## SUPPLIED PASSAGE
◇ ◇ ◇ ◇

Given a directory ./somedir where our worst ever named package lives, we can load everything up like this:

dir := "./somedir"
fset := token.NewFileSet()
pkgs, err := parser.ParseDir(fset, dir, nil, parser.SkipObjectResolution)
if err != nil {
    return nil, err
}

ParseDir returns a map with the package name as key and the AST’s (multiple) as value for the packages found in our directory. We return the err if it happened because we are not animals but we don’t give more context to the error because this is our day off.

We don’t really care about the package name, only the AST, which comes as a type *ast.File. Everything is a pointer in this library, start getting used to it.

for _, pkg := range pkgs {
    for _, file := range pkg.Files {
        parseFile(file)  // cryptically named function to ensure job security
    }
}

Intermission - If you should take something away from this post, it’s this

I can’t stress this enough as this is my second time using go’s AST packages and this next line is a game changer:

ast.Print(fset, file)

This prints the file’s AST to the standard output in a readable format. Readable by humans like you and me. You can then study it and see how everything is represented, so that you can then design your code to fetch the data you want.

Fetch that interface!

We are doing some basic assumptions for this, but mainly that our interface (or later on our methods) is not nested inside some function. That would only serve to give us headaches and we don’t want any.

Our *ast.File has a nice field called Decls which stores a slice of, you guessed it ast.Decl, an interface that can be implemented by several types. Our expected type is GenDecl. From the documentation,

A GenDecl node (generic declaration node) represents an import, constant, type or variable declaration.

We will have to traverse the slice to find our interface. We also need to check if the specific declaration we’re analyzing from the slice is actually a type.

genDecl, ok := decl.(*ast.GenDecl)
if !ok {
    return
}

if genDecl.Tok != token.TYPE {
    return
}

Now we know it’s a type but is it an interface?

// note (notadoctor): at this time I decided to stop being reasonable and 
// give decent names
iFaceType, ok := typeSpec.Type.(*ast.InterfaceType)  
if !ok {
    return
}

After this we are sure we’re dealing with an interface. We’ll skip checking if it’s our target interface, just create a structure with our needed data and return up for someone else to deal with it.

// ...some time ago

type interfaceData struct{
	name    string
	methods []string
}

// so now we can do...

var data interfaceData

data.name = typeSpec.Name.Name

for _, method := range iFaceType.Methods.List {
    var methodName string
    for _, name := range method.Names {
        methodName = name.Name
    }

    iDecl.methods = append(iDecl.methods, methodName)
}

Disclaimer here, I don’t really know if method.Names can return more than one name in the methods list, but taking the last one doesn’t seem unreasonable. For that matter, taking the first one doesn’t either and should be some nanoseconds faster.

Match that Method!

Matching the method is actually easier than matching the interface. Methods are functions, functions are Decls with type *ast.FuncDecl that have a receiver (if they didn’t, they’d be normal functions). In order to match them all, we just catch all the receivers and methods they implement and check if they implement all the methods in the interface.

One thing absent in this is, of course, more strict checking of methods and interfaces. We know real world Go would check the method arguments and return types to know if a type actually implements an interface but probably this is enough for our use case. If not, you, the reader, can take it as a personal challenge to enforce real interface rules.

Onwards to match that method, given an ast.Decl!

◇ ◇ ◇ ◇

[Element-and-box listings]
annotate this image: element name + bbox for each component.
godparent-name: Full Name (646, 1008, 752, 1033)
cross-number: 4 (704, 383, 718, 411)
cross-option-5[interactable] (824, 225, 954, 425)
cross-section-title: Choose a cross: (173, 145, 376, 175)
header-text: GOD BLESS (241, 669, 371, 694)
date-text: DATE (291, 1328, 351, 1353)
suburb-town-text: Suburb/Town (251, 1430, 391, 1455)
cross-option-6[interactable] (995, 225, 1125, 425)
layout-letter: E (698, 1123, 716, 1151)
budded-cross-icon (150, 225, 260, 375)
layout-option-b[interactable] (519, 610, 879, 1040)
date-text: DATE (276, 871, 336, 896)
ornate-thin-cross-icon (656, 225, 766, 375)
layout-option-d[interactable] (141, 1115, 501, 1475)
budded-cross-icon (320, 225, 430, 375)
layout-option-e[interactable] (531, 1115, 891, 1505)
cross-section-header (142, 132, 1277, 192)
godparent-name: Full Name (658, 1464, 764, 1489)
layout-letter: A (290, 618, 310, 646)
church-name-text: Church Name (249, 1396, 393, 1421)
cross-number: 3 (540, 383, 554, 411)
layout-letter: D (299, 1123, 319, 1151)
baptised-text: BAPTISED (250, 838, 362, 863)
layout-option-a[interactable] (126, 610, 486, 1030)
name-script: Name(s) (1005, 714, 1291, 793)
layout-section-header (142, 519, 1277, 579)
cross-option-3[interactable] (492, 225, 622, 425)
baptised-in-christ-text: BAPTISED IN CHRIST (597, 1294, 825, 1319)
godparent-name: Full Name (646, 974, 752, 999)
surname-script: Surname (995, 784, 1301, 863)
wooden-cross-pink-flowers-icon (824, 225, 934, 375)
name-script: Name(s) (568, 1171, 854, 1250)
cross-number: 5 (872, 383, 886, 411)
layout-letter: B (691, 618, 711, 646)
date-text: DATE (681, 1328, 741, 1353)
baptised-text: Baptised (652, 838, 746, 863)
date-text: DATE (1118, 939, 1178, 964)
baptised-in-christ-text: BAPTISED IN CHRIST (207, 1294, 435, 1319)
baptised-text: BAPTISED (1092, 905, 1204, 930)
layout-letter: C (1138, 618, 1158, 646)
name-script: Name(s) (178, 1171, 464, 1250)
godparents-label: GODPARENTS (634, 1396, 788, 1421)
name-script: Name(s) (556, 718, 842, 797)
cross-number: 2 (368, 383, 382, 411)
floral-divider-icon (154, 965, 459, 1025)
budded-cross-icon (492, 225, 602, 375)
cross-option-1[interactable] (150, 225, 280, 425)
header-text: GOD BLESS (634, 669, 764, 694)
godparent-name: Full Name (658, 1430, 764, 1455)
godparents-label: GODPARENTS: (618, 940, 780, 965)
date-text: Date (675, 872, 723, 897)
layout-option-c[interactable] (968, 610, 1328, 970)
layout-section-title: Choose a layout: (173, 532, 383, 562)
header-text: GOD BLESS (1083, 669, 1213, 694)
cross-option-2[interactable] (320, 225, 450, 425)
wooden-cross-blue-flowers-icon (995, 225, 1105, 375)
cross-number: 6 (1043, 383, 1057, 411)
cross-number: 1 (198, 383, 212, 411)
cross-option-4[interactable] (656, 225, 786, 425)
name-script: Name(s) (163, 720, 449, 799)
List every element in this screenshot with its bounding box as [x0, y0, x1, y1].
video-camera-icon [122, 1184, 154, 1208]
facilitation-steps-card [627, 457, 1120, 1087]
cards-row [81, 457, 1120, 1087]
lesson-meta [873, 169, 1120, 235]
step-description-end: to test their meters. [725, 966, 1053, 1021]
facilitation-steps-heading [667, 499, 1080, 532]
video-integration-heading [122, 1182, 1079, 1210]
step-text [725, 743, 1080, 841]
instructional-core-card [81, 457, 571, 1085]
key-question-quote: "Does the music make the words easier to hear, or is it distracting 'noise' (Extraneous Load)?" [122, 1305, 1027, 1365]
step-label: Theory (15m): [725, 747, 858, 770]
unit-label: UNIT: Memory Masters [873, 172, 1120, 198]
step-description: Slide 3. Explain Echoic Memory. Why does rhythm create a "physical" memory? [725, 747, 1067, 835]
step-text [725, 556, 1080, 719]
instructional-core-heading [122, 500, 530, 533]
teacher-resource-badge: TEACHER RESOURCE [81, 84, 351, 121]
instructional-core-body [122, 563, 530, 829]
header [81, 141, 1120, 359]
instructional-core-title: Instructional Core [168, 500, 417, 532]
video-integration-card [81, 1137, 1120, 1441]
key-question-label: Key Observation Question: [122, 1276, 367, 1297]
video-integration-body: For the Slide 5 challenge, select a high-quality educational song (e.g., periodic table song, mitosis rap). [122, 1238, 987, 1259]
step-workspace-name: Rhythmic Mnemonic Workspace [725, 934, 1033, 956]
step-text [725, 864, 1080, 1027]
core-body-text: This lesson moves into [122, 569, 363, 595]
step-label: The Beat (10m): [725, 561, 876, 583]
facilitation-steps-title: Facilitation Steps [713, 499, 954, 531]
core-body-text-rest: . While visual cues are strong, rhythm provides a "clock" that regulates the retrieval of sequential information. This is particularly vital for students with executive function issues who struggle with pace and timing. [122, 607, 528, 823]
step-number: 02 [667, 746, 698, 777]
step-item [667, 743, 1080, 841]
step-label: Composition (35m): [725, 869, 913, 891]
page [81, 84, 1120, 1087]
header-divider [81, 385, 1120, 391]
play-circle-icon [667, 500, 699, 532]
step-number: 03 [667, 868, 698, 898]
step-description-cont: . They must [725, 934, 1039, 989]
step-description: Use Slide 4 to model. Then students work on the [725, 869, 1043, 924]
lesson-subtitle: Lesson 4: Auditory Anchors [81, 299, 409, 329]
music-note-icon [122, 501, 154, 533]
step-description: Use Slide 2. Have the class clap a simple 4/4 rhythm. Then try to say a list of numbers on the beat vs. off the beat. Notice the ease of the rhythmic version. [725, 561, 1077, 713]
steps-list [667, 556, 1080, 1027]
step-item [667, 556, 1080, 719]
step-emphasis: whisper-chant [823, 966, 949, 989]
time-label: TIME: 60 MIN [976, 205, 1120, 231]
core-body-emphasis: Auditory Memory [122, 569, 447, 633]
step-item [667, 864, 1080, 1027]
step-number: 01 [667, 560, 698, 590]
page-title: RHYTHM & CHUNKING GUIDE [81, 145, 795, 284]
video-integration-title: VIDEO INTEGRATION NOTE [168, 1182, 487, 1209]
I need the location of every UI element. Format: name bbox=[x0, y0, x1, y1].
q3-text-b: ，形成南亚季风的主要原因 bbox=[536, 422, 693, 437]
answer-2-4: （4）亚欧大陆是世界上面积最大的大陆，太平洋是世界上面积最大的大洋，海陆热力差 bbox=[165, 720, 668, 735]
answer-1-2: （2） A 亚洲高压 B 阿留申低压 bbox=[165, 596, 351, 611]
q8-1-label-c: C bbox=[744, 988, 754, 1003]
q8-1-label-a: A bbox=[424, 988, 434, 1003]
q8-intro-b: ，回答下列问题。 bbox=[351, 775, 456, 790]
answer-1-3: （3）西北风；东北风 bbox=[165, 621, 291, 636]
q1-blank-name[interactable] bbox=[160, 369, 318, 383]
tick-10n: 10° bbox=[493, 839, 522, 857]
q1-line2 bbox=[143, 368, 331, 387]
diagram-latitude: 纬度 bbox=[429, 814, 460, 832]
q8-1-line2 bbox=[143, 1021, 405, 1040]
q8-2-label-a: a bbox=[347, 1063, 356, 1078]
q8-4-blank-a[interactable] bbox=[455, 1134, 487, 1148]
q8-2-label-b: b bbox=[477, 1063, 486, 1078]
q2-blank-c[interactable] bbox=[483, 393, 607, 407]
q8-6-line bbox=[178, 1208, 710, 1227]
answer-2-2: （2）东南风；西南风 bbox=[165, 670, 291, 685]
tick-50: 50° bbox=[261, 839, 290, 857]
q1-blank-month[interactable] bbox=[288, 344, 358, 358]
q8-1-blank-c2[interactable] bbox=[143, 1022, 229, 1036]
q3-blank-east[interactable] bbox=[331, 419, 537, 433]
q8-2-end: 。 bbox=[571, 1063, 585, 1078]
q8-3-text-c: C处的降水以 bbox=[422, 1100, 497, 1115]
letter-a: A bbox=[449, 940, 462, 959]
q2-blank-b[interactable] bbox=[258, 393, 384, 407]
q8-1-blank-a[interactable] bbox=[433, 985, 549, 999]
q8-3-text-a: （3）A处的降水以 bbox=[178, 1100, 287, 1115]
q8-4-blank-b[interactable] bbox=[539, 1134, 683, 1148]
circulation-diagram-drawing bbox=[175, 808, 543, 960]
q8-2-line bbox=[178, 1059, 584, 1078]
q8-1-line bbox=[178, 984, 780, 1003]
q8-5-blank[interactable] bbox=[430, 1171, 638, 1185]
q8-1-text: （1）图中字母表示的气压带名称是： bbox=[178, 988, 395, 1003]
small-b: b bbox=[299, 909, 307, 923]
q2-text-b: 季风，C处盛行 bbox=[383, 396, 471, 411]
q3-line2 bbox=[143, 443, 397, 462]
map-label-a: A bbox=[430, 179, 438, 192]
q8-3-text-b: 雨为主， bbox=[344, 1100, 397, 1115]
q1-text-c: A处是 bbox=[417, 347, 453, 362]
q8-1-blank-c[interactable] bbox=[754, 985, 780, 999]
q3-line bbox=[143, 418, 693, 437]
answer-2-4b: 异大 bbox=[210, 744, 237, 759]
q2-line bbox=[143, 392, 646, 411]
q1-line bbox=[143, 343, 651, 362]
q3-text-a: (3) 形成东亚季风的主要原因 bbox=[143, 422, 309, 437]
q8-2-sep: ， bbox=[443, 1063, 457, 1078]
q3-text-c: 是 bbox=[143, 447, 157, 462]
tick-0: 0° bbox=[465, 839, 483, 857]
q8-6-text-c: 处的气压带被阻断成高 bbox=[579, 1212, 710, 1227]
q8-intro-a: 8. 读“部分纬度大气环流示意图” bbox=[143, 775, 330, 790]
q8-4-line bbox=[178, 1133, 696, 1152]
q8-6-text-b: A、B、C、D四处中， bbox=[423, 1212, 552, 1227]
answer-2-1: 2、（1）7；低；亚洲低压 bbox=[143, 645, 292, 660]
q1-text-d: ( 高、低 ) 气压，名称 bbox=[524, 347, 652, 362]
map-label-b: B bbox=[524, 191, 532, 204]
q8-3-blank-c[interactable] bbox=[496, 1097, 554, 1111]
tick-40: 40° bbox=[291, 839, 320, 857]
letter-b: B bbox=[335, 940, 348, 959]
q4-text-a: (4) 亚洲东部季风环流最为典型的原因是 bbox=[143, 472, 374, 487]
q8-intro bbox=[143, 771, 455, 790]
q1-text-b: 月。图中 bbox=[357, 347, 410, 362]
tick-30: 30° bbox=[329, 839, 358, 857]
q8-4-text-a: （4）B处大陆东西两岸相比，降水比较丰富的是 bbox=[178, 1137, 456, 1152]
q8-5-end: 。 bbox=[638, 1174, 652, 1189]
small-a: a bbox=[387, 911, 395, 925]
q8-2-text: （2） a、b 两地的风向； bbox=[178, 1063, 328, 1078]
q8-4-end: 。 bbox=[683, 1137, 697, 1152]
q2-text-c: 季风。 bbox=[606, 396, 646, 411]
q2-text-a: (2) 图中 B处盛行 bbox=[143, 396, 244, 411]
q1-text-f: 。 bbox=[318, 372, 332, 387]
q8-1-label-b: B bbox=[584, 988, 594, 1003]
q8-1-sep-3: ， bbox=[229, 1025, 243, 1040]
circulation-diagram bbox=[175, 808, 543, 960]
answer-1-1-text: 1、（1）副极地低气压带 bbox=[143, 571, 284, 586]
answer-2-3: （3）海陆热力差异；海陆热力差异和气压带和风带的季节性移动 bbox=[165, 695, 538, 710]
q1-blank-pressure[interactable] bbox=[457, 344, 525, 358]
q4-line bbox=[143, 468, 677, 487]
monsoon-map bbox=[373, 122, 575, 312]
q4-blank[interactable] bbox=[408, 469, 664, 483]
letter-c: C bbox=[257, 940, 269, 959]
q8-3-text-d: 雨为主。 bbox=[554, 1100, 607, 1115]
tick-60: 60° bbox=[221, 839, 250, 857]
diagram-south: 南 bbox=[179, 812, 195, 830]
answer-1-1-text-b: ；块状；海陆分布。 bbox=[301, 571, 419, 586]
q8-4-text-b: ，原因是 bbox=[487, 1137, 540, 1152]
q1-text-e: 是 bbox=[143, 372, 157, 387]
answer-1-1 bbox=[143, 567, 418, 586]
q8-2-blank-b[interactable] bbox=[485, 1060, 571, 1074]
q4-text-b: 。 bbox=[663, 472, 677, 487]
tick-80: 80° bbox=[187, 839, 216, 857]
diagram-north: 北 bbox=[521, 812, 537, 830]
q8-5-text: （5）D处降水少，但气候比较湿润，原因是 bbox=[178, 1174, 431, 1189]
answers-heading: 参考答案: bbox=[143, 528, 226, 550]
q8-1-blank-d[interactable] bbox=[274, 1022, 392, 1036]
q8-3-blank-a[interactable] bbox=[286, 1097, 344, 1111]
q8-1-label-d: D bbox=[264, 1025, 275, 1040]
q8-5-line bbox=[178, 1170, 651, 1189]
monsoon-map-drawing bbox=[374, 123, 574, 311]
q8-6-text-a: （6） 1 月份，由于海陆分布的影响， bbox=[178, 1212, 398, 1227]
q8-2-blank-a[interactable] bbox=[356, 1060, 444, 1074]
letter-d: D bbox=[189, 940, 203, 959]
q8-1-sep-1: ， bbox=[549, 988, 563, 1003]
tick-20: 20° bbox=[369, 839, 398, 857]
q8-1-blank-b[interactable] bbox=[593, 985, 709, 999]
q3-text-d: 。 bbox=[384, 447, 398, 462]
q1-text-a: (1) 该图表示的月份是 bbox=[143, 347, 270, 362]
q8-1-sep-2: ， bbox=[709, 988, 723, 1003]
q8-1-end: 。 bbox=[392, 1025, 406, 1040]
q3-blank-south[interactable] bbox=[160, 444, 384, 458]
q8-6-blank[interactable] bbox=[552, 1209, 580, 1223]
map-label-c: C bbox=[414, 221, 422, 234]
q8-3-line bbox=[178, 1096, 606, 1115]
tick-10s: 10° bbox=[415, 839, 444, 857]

◇ ◇ ◇ ◇

## GIVEN PROBLEM
According to the documentation quoted in the Go AST walkthrough, what kinds of declaration can a GenDecl node represent? List them all. The records stand apart from the Go AST walkthrough and have no connection to it.

## THE REPLY
- Import
- Constant
- Type
- Variable